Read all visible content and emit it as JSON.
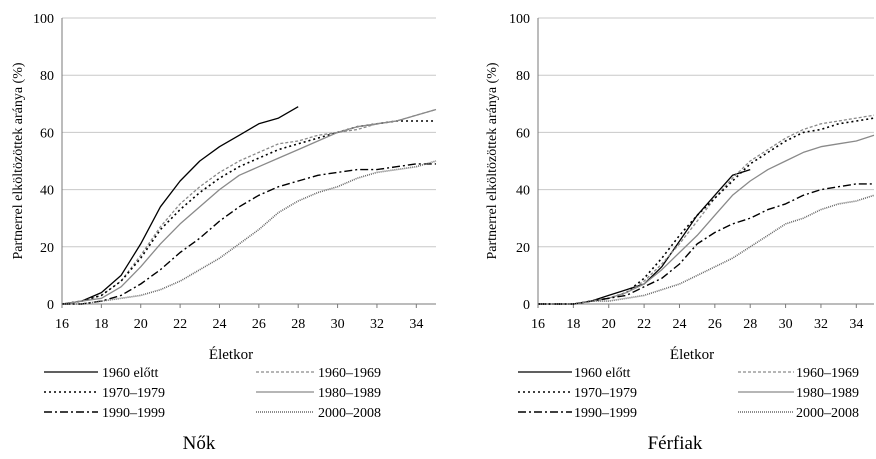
{
  "charts": [
    {
      "caption": "Nők",
      "chart_data": {
        "type": "line",
        "title": "",
        "xlabel": "Életkor",
        "ylabel": "Partnerrel elköltözöttek aránya (%)",
        "xlim": [
          16,
          35
        ],
        "ylim": [
          0,
          100
        ],
        "xticks": [
          "16",
          "18",
          "20",
          "22",
          "24",
          "26",
          "28",
          "30",
          "32",
          "34"
        ],
        "yticks": [
          "0",
          "20",
          "40",
          "60",
          "80",
          "100"
        ],
        "grid": true,
        "legend": "bottom",
        "series": [
          {
            "name": "1960 előtt",
            "x": [
              16,
              17,
              18,
              19,
              20,
              21,
              22,
              23,
              24,
              25,
              26,
              27,
              28
            ],
            "values": [
              0,
              1,
              4,
              10,
              21,
              34,
              43,
              50,
              55,
              59,
              63,
              65,
              69
            ]
          },
          {
            "name": "1960–1969",
            "x": [
              16,
              17,
              18,
              19,
              20,
              21,
              22,
              23,
              24,
              25,
              26,
              27,
              28,
              29,
              30,
              31,
              32,
              33,
              34,
              35
            ],
            "values": [
              0,
              1,
              3,
              8,
              17,
              27,
              35,
              41,
              46,
              50,
              53,
              56,
              57,
              59,
              60,
              61,
              63,
              64,
              66,
              68
            ]
          },
          {
            "name": "1970–1979",
            "x": [
              16,
              17,
              18,
              19,
              20,
              21,
              22,
              23,
              24,
              25,
              26,
              27,
              28,
              29,
              30,
              31,
              32,
              33,
              34,
              35
            ],
            "values": [
              0,
              1,
              3,
              8,
              16,
              26,
              33,
              39,
              44,
              48,
              51,
              54,
              56,
              58,
              60,
              62,
              63,
              64,
              64,
              64
            ]
          },
          {
            "name": "1980–1989",
            "x": [
              16,
              17,
              18,
              19,
              20,
              21,
              22,
              23,
              24,
              25,
              26,
              27,
              28,
              29,
              30,
              31,
              32,
              33,
              34,
              35
            ],
            "values": [
              0,
              1,
              2,
              6,
              13,
              21,
              28,
              34,
              40,
              45,
              48,
              51,
              54,
              57,
              60,
              62,
              63,
              64,
              66,
              68
            ]
          },
          {
            "name": "1990–1999",
            "x": [
              16,
              17,
              18,
              19,
              20,
              21,
              22,
              23,
              24,
              25,
              26,
              27,
              28,
              29,
              30,
              31,
              32,
              33,
              34,
              35
            ],
            "values": [
              0,
              0,
              1,
              3,
              7,
              12,
              18,
              23,
              29,
              34,
              38,
              41,
              43,
              45,
              46,
              47,
              47,
              48,
              49,
              49
            ]
          },
          {
            "name": "2000–2008",
            "x": [
              16,
              17,
              18,
              19,
              20,
              21,
              22,
              23,
              24,
              25,
              26,
              27,
              28,
              29,
              30,
              31,
              32,
              33,
              34,
              35
            ],
            "values": [
              0,
              0,
              1,
              2,
              3,
              5,
              8,
              12,
              16,
              21,
              26,
              32,
              36,
              39,
              41,
              44,
              46,
              47,
              48,
              50
            ]
          }
        ]
      }
    },
    {
      "caption": "Férfiak",
      "chart_data": {
        "type": "line",
        "title": "",
        "xlabel": "Életkor",
        "ylabel": "Partnerrel elköltözöttek aránya (%)",
        "xlim": [
          16,
          35
        ],
        "ylim": [
          0,
          100
        ],
        "xticks": [
          "16",
          "18",
          "20",
          "22",
          "24",
          "26",
          "28",
          "30",
          "32",
          "34"
        ],
        "yticks": [
          "0",
          "20",
          "40",
          "60",
          "80",
          "100"
        ],
        "grid": true,
        "legend": "bottom",
        "series": [
          {
            "name": "1960 előtt",
            "x": [
              16,
              17,
              18,
              19,
              20,
              21,
              22,
              23,
              24,
              25,
              26,
              27,
              28
            ],
            "values": [
              0,
              0,
              0,
              1,
              3,
              5,
              7,
              13,
              22,
              31,
              38,
              45,
              47
            ]
          },
          {
            "name": "1960–1969",
            "x": [
              16,
              17,
              18,
              19,
              20,
              21,
              22,
              23,
              24,
              25,
              26,
              27,
              28,
              29,
              30,
              31,
              32,
              33,
              34,
              35
            ],
            "values": [
              0,
              0,
              0,
              1,
              2,
              4,
              8,
              14,
              21,
              29,
              37,
              44,
              50,
              54,
              58,
              61,
              63,
              64,
              65,
              66
            ]
          },
          {
            "name": "1970–1979",
            "x": [
              16,
              17,
              18,
              19,
              20,
              21,
              22,
              23,
              24,
              25,
              26,
              27,
              28,
              29,
              30,
              31,
              32,
              33,
              34,
              35
            ],
            "values": [
              0,
              0,
              0,
              1,
              2,
              4,
              9,
              16,
              24,
              31,
              37,
              43,
              49,
              53,
              57,
              60,
              61,
              63,
              64,
              65
            ]
          },
          {
            "name": "1980–1989",
            "x": [
              16,
              17,
              18,
              19,
              20,
              21,
              22,
              23,
              24,
              25,
              26,
              27,
              28,
              29,
              30,
              31,
              32,
              33,
              34,
              35
            ],
            "values": [
              0,
              0,
              0,
              1,
              2,
              4,
              7,
              12,
              18,
              24,
              31,
              38,
              43,
              47,
              50,
              53,
              55,
              56,
              57,
              59
            ]
          },
          {
            "name": "1990–1999",
            "x": [
              16,
              17,
              18,
              19,
              20,
              21,
              22,
              23,
              24,
              25,
              26,
              27,
              28,
              29,
              30,
              31,
              32,
              33,
              34,
              35
            ],
            "values": [
              0,
              0,
              0,
              1,
              2,
              3,
              6,
              9,
              14,
              21,
              25,
              28,
              30,
              33,
              35,
              38,
              40,
              41,
              42,
              42
            ]
          },
          {
            "name": "2000–2008",
            "x": [
              16,
              17,
              18,
              19,
              20,
              21,
              22,
              23,
              24,
              25,
              26,
              27,
              28,
              29,
              30,
              31,
              32,
              33,
              34,
              35
            ],
            "values": [
              0,
              0,
              0,
              1,
              1,
              2,
              3,
              5,
              7,
              10,
              13,
              16,
              20,
              24,
              28,
              30,
              33,
              35,
              36,
              38
            ]
          }
        ]
      }
    }
  ],
  "styles": [
    {
      "color": "#000000",
      "dash": "",
      "width": 1.3
    },
    {
      "color": "#8a8a8a",
      "dash": "3,2",
      "width": 1.3
    },
    {
      "color": "#000000",
      "dash": "2,3",
      "width": 1.6
    },
    {
      "color": "#8a8a8a",
      "dash": "",
      "width": 1.3
    },
    {
      "color": "#000000",
      "dash": "8,3,2,3",
      "width": 1.4
    },
    {
      "color": "#666666",
      "dash": "1,1",
      "width": 1.6
    }
  ],
  "gridColor": "#c8c8c8"
}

⁂

### Instructions to follow
Gather every line from the listing above in which "dash" appears, and copy those lines.

### Completed task
      "dash": "",
      "dash": "3,2",
      "dash": "2,3",
      "dash": "",
      "dash": "8,3,2,3",
      "dash": "1,1",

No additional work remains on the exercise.